Figure contents as structured data
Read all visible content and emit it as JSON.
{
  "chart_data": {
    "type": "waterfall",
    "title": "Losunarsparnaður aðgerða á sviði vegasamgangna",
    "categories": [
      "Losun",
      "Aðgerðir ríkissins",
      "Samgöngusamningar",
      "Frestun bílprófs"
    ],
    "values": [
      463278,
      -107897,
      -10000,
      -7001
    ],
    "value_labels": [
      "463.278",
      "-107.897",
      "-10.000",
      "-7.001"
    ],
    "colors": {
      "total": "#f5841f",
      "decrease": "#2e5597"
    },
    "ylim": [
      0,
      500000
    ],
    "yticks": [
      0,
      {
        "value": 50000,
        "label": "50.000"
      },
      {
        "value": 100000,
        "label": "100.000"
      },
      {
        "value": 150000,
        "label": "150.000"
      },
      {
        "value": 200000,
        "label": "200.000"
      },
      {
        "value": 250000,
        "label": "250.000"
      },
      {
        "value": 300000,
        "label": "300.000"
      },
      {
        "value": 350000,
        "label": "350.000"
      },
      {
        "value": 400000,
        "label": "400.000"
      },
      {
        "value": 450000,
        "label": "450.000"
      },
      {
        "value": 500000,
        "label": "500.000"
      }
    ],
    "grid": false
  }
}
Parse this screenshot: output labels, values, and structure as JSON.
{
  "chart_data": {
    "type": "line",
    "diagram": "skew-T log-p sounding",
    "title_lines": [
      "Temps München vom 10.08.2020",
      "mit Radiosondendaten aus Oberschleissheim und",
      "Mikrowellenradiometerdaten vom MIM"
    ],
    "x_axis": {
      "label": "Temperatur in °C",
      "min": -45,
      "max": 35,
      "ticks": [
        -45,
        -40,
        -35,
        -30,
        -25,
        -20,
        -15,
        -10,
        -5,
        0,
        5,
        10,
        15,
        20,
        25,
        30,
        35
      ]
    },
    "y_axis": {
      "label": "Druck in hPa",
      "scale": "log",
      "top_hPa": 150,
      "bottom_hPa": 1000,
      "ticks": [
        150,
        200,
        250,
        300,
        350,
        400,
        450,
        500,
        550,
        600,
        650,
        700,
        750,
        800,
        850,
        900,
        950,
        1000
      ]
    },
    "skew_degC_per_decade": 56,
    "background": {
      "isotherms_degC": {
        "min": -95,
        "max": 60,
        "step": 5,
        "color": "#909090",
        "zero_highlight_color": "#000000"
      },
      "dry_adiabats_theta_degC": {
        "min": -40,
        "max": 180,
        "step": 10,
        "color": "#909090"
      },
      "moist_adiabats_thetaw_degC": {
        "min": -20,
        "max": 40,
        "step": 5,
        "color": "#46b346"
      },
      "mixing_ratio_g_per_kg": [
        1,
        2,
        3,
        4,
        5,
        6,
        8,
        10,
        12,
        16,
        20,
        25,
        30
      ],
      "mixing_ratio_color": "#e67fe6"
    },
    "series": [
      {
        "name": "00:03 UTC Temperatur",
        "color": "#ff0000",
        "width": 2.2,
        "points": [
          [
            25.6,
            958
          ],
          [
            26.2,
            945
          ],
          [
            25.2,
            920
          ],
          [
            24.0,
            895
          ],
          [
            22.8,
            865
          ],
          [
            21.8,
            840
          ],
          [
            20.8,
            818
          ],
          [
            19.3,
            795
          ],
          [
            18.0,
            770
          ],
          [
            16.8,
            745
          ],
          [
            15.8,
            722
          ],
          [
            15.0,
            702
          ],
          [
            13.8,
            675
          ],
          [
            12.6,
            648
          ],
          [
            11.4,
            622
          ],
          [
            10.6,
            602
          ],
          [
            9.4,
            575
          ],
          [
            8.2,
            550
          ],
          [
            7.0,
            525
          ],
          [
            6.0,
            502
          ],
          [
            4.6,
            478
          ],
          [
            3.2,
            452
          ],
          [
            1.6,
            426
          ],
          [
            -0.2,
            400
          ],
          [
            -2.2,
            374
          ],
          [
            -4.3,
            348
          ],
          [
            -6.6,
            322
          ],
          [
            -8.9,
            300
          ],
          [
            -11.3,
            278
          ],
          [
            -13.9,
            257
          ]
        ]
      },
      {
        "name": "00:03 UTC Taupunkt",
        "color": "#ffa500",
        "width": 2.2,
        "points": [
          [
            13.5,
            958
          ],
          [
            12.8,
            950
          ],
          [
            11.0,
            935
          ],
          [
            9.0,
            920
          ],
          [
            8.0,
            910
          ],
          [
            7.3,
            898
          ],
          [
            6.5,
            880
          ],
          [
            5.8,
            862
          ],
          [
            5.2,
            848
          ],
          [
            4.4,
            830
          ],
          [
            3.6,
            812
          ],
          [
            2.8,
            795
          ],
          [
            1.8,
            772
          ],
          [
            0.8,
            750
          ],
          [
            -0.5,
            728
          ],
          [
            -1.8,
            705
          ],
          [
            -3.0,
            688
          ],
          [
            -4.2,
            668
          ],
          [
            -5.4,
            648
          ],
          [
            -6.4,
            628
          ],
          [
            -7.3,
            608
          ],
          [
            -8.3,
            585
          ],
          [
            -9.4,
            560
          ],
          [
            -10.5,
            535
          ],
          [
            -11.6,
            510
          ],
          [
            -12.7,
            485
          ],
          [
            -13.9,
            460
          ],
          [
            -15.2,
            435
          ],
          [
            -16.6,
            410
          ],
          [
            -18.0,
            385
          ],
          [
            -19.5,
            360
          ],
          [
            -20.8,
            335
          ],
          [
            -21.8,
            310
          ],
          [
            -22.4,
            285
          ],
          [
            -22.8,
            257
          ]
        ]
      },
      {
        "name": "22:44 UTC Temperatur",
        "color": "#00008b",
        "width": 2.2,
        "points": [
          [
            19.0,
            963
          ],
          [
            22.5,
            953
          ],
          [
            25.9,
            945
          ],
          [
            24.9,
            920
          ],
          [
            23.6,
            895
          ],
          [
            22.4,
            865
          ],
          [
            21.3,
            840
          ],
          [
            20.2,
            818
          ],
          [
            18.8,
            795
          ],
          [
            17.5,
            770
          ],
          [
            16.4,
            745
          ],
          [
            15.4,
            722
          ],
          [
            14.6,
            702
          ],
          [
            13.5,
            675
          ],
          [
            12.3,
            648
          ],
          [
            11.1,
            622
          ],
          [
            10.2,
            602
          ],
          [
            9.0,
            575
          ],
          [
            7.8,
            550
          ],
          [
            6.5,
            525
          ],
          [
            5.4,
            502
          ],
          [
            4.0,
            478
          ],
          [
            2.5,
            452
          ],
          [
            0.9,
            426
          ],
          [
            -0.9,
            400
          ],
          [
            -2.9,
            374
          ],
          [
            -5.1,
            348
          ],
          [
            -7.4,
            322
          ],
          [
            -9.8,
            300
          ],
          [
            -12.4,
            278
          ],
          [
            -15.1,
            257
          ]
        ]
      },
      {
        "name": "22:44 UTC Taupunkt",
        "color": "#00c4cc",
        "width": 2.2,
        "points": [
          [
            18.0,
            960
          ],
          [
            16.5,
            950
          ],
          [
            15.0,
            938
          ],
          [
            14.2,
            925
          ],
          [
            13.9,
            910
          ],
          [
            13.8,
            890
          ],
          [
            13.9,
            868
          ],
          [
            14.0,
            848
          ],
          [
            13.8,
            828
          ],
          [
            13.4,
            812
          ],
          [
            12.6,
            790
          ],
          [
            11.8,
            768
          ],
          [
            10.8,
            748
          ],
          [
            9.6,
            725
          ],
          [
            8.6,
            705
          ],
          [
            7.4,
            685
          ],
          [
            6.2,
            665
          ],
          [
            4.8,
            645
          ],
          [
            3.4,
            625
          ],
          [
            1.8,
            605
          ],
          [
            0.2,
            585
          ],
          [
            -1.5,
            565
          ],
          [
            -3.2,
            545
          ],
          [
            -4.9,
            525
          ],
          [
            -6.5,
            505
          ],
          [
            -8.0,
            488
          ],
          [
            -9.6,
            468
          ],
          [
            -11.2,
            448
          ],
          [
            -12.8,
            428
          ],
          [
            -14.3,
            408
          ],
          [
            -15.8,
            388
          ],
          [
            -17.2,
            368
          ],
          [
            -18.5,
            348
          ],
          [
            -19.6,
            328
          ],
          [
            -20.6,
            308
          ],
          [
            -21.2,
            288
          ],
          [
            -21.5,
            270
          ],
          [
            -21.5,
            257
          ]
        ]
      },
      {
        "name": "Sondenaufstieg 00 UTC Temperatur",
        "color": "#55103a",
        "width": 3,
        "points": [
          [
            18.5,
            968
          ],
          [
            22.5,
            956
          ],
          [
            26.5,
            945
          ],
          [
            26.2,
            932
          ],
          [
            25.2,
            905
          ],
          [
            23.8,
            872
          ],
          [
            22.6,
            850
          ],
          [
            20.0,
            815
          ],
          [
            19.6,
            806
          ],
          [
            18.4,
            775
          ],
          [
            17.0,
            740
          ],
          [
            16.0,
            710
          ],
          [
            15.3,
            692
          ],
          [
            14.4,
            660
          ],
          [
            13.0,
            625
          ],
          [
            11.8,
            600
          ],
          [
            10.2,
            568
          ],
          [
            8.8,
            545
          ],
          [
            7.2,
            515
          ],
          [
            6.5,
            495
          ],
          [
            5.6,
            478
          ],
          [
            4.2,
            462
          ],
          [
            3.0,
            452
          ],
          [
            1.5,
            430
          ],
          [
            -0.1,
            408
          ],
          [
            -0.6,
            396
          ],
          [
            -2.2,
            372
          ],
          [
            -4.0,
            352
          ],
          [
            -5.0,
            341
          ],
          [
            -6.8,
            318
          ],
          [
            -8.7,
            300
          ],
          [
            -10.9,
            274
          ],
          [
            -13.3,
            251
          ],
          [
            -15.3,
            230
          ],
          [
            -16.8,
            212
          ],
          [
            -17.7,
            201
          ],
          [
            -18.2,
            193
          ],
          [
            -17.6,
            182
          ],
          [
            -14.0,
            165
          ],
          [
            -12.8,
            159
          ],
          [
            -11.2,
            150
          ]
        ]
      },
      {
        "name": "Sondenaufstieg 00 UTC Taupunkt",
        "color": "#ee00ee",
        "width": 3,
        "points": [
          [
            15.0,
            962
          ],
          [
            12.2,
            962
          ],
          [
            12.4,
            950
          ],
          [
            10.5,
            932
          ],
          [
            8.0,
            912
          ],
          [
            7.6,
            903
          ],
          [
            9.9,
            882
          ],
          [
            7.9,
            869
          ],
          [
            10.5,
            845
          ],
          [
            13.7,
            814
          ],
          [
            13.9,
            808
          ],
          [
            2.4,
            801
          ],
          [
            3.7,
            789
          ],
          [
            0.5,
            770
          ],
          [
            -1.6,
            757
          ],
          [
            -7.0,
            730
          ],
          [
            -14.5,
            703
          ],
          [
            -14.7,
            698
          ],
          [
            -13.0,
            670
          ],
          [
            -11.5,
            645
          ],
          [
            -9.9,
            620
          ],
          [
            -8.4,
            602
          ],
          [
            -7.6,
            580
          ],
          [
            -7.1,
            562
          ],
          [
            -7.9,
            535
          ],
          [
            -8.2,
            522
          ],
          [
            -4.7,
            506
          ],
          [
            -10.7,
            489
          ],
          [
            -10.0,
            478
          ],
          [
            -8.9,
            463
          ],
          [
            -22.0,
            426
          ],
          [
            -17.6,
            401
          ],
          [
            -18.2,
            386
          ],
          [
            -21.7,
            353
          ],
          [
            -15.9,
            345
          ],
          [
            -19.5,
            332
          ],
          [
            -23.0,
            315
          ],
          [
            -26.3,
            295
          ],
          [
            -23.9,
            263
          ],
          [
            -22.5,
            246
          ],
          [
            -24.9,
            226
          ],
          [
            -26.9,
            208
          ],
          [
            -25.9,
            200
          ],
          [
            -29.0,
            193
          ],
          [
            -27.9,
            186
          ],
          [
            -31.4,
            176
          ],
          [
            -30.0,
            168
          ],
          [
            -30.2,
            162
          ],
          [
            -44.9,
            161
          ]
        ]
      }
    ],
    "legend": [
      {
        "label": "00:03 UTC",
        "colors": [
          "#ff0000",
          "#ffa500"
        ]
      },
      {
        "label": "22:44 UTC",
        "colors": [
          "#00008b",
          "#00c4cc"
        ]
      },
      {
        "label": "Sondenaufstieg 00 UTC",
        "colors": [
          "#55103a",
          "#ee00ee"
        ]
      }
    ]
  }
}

The task:
Find the lines above that contain the word "Temperatur" and collect them.

Final answer:
      "label": "Temperatur in °C",
        "name": "00:03 UTC Temperatur",
        "name": "22:44 UTC Temperatur",
        "name": "Sondenaufstieg 00 UTC Temperatur",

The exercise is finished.